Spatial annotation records
------------------------------------------------------------------------

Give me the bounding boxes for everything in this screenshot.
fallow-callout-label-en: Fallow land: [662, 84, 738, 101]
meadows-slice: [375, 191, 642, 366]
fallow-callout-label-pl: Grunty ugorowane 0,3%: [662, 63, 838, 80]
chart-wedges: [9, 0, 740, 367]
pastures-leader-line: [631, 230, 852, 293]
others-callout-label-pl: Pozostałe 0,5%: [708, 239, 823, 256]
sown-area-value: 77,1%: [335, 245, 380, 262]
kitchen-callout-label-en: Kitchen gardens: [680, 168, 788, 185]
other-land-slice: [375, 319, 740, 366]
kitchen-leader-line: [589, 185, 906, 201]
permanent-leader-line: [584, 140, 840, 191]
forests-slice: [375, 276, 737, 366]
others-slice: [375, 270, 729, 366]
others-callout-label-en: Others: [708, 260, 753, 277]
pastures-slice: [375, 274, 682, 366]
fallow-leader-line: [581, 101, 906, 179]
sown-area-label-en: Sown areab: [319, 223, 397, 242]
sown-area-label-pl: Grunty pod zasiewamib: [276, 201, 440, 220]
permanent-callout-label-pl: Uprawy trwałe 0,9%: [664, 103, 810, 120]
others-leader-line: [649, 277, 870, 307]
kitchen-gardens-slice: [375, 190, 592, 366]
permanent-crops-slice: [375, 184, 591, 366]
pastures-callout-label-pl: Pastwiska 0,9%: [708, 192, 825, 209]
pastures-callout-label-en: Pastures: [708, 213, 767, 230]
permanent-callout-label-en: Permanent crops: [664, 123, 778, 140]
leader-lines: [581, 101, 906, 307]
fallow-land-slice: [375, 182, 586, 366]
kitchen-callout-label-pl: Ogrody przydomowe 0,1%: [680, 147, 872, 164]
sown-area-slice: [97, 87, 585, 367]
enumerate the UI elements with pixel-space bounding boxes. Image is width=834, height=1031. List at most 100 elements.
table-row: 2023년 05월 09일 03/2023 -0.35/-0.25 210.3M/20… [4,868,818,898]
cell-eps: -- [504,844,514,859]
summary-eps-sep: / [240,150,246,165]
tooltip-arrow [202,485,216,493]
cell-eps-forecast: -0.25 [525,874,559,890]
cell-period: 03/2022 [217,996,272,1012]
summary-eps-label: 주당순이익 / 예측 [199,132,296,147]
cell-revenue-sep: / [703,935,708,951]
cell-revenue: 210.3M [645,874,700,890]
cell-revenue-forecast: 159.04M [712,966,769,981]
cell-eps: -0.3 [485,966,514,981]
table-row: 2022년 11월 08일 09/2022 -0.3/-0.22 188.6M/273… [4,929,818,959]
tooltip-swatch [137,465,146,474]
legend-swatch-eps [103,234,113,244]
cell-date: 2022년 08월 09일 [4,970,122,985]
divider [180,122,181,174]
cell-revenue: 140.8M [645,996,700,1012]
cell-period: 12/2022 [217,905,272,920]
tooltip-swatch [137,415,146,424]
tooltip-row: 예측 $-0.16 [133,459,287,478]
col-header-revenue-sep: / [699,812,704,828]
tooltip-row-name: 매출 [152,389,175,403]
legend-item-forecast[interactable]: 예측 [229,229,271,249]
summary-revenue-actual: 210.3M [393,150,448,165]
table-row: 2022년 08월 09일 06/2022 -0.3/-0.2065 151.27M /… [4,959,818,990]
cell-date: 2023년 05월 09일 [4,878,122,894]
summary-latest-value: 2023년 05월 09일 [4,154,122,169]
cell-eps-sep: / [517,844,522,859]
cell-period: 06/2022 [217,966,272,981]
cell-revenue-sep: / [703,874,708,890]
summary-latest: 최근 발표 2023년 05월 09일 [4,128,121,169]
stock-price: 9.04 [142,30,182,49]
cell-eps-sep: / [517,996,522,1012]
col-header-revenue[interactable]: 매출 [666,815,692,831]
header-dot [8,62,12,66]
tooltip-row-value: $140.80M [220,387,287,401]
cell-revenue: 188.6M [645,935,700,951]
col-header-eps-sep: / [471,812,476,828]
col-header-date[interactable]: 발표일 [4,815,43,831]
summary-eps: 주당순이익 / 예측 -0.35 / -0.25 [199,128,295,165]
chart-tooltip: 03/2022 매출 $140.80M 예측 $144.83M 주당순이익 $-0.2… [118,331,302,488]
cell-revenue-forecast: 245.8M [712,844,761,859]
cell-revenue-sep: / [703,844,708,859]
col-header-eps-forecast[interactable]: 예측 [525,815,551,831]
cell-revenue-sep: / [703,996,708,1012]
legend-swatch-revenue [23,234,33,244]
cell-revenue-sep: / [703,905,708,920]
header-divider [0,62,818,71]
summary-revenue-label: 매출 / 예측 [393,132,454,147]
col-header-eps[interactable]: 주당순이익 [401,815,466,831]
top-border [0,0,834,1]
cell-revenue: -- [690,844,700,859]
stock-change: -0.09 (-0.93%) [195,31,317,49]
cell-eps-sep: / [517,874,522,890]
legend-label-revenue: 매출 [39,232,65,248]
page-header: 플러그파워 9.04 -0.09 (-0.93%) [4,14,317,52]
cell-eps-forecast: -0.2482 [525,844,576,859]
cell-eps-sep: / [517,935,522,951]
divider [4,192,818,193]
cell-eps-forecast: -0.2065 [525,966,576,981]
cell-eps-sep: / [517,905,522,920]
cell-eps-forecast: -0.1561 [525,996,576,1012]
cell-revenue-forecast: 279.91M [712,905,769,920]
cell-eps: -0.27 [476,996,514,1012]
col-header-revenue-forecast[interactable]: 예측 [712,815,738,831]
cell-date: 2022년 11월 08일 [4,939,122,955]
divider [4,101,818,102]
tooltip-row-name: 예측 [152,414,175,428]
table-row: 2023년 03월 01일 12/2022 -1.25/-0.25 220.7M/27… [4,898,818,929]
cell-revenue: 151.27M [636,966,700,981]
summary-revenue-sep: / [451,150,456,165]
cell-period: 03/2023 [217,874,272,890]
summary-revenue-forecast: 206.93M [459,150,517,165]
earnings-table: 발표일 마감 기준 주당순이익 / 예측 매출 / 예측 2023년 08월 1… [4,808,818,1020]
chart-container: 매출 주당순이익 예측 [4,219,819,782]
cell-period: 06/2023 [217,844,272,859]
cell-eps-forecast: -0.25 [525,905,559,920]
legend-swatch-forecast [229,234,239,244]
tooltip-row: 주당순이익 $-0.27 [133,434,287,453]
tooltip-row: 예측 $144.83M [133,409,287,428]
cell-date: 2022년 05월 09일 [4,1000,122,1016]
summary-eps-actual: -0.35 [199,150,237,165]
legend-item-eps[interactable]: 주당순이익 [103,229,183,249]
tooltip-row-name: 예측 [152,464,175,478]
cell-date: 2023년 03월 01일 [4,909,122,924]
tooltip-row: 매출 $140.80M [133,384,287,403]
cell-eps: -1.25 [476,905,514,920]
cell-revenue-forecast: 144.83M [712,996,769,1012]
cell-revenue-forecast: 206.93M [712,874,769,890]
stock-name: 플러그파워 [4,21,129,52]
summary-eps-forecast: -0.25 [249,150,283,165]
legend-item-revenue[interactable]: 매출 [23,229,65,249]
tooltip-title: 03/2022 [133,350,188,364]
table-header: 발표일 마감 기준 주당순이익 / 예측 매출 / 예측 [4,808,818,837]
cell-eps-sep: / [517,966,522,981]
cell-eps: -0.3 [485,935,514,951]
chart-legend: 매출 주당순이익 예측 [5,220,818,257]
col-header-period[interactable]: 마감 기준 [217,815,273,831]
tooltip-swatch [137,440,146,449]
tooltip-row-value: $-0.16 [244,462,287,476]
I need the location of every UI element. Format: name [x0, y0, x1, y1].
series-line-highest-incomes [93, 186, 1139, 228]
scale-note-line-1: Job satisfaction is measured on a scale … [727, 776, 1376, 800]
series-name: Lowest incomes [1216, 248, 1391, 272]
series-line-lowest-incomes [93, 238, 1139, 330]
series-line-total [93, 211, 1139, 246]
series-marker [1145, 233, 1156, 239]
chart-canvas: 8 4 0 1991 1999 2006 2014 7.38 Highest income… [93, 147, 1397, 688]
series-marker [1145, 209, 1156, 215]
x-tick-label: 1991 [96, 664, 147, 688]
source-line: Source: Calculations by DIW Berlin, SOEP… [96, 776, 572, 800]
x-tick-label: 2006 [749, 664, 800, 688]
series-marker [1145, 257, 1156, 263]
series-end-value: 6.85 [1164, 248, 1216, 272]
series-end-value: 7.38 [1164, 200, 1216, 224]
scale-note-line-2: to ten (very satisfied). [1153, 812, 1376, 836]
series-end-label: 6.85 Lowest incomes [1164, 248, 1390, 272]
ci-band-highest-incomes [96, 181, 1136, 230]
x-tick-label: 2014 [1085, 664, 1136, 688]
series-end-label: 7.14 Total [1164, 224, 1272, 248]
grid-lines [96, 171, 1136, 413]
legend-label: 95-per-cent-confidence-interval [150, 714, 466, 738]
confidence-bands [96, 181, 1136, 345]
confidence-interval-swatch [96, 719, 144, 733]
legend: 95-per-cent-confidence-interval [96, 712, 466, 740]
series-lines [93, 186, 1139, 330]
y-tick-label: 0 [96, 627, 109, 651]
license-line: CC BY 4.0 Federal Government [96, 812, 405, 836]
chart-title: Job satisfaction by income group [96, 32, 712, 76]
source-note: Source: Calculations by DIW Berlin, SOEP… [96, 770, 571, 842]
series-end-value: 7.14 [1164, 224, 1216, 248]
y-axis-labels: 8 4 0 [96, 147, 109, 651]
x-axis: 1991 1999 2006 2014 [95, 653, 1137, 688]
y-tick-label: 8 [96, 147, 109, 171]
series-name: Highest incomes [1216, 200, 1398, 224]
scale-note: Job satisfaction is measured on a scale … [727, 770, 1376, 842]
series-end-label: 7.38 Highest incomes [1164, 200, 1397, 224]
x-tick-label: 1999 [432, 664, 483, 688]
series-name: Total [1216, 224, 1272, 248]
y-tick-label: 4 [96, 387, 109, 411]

------------------------------------------------------------------------

▶ **Instructions to follow**
Could you reproduce word for word the records from the very first line through the line with "tooltip-swatch [137,465,146,474]", including that line?

▶ **Answer for the task**
Give me the bounding boxes for everything in this screenshot.
fallow-callout-label-en: Fallow land: [662, 84, 738, 101]
meadows-slice: [375, 191, 642, 366]
fallow-callout-label-pl: Grunty ugorowane 0,3%: [662, 63, 838, 80]
chart-wedges: [9, 0, 740, 367]
pastures-leader-line: [631, 230, 852, 293]
others-callout-label-pl: Pozostałe 0,5%: [708, 239, 823, 256]
sown-area-value: 77,1%: [335, 245, 380, 262]
kitchen-callout-label-en: Kitchen gardens: [680, 168, 788, 185]
other-land-slice: [375, 319, 740, 366]
kitchen-leader-line: [589, 185, 906, 201]
permanent-leader-line: [584, 140, 840, 191]
forests-slice: [375, 276, 737, 366]
others-slice: [375, 270, 729, 366]
others-callout-label-en: Others: [708, 260, 753, 277]
pastures-slice: [375, 274, 682, 366]
fallow-leader-line: [581, 101, 906, 179]
sown-area-label-en: Sown areab: [319, 223, 397, 242]
sown-area-label-pl: Grunty pod zasiewamib: [276, 201, 440, 220]
permanent-callout-label-pl: Uprawy trwałe 0,9%: [664, 103, 810, 120]
others-leader-line: [649, 277, 870, 307]
kitchen-gardens-slice: [375, 190, 592, 366]
permanent-crops-slice: [375, 184, 591, 366]
pastures-callout-label-pl: Pastwiska 0,9%: [708, 192, 825, 209]
pastures-callout-label-en: Pastures: [708, 213, 767, 230]
permanent-callout-label-en: Permanent crops: [664, 123, 778, 140]
leader-lines: [581, 101, 906, 307]
fallow-land-slice: [375, 182, 586, 366]
kitchen-callout-label-pl: Ogrody przydomowe 0,1%: [680, 147, 872, 164]
sown-area-slice: [97, 87, 585, 367]
enumerate the UI elements with pixel-space bounding boxes. Image is width=834, height=1031. List at most 100 elements.
table-row: 2023년 05월 09일 03/2023 -0.35/-0.25 210.3M/20… [4,868,818,898]
cell-eps: -- [504,844,514,859]
summary-eps-sep: / [240,150,246,165]
tooltip-arrow [202,485,216,493]
cell-eps-forecast: -0.25 [525,874,559,890]
cell-period: 03/2022 [217,996,272,1012]
summary-eps-label: 주당순이익 / 예측 [199,132,296,147]
cell-revenue-sep: / [703,935,708,951]
cell-revenue: 210.3M [645,874,700,890]
cell-revenue-forecast: 159.04M [712,966,769,981]
cell-eps: -0.3 [485,966,514,981]
table-row: 2022년 11월 08일 09/2022 -0.3/-0.22 188.6M/273… [4,929,818,959]
tooltip-swatch [137,465,146,474]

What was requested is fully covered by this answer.